OBJECTIVE: Render every entry verbatim.

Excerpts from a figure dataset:

begin

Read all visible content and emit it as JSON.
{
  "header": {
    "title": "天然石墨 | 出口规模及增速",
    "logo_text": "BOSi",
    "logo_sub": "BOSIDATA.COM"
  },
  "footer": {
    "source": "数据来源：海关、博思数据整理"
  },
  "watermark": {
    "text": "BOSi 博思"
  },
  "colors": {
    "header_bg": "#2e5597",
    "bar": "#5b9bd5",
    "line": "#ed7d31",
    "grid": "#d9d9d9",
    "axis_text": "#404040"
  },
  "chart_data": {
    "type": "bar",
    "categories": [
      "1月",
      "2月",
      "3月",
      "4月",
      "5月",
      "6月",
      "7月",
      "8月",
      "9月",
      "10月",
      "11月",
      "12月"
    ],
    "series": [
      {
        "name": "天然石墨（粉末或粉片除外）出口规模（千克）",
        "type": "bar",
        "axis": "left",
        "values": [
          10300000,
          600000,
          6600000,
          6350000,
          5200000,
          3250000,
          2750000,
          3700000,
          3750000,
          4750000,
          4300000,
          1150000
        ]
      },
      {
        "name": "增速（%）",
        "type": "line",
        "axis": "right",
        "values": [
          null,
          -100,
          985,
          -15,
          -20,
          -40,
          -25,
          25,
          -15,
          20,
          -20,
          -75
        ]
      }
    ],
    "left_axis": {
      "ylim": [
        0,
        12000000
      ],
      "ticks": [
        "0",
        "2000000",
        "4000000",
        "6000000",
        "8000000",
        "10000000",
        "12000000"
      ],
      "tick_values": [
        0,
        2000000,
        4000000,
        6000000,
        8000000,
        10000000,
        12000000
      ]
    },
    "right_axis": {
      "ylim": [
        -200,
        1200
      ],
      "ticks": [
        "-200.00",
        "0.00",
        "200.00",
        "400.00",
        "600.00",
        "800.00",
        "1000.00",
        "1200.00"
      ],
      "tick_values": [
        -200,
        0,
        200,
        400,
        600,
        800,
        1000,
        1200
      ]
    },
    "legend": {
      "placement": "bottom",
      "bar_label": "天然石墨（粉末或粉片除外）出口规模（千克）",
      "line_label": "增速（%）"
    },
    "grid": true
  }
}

end

RESPONSE:
Read all visible content and emit it as JSON.
{
  "header": {
    "title": "天然石墨 | 出口规模及增速",
    "logo_text": "BOSi",
    "logo_sub": "BOSIDATA.COM"
  },
  "footer": {
    "source": "数据来源：海关、博思数据整理"
  },
  "watermark": {
    "text": "BOSi 博思"
  },
  "colors": {
    "header_bg": "#2e5597",
    "bar": "#5b9bd5",
    "line": "#ed7d31",
    "grid": "#d9d9d9",
    "axis_text": "#404040"
  },
  "chart_data": {
    "type": "bar",
    "categories": [
      "1月",
      "2月",
      "3月",
      "4月",
      "5月",
      "6月",
      "7月",
      "8月",
      "9月",
      "10月",
      "11月",
      "12月"
    ],
    "series": [
      {
        "name": "天然石墨（粉末或粉片除外）出口规模（千克）",
        "type": "bar",
        "axis": "left",
        "values": [
          10300000,
          600000,
          6600000,
          6350000,
          5200000,
          3250000,
          2750000,
          3700000,
          3750000,
          4750000,
          4300000,
          1150000
        ]
      },
      {
        "name": "增速（%）",
        "type": "line",
        "axis": "right",
        "values": [
          null,
          -100,
          985,
          -15,
          -20,
          -40,
          -25,
          25,
          -15,
          20,
          -20,
          -75
        ]
      }
    ],
    "left_axis": {
      "ylim": [
        0,
        12000000
      ],
      "ticks": [
        "0",
        "2000000",
        "4000000",
        "6000000",
        "8000000",
        "10000000",
        "12000000"
      ],
      "tick_values": [
        0,
        2000000,
        4000000,
        6000000,
        8000000,
        10000000,
        12000000
      ]
    },
    "right_axis": {
      "ylim": [
        -200,
        1200
      ],
      "ticks": [
        "-200.00",
        "0.00",
        "200.00",
        "400.00",
        "600.00",
        "800.00",
        "1000.00",
        "1200.00"
      ],
      "tick_values": [
        -200,
        0,
        200,
        400,
        600,
        800,
        1000,
        1200
      ]
    },
    "legend": {
      "placement": "bottom",
      "bar_label": "天然石墨（粉末或粉片除外）出口规模（千克）",
      "line_label": "增速（%）"
    },
    "grid": true
  }
}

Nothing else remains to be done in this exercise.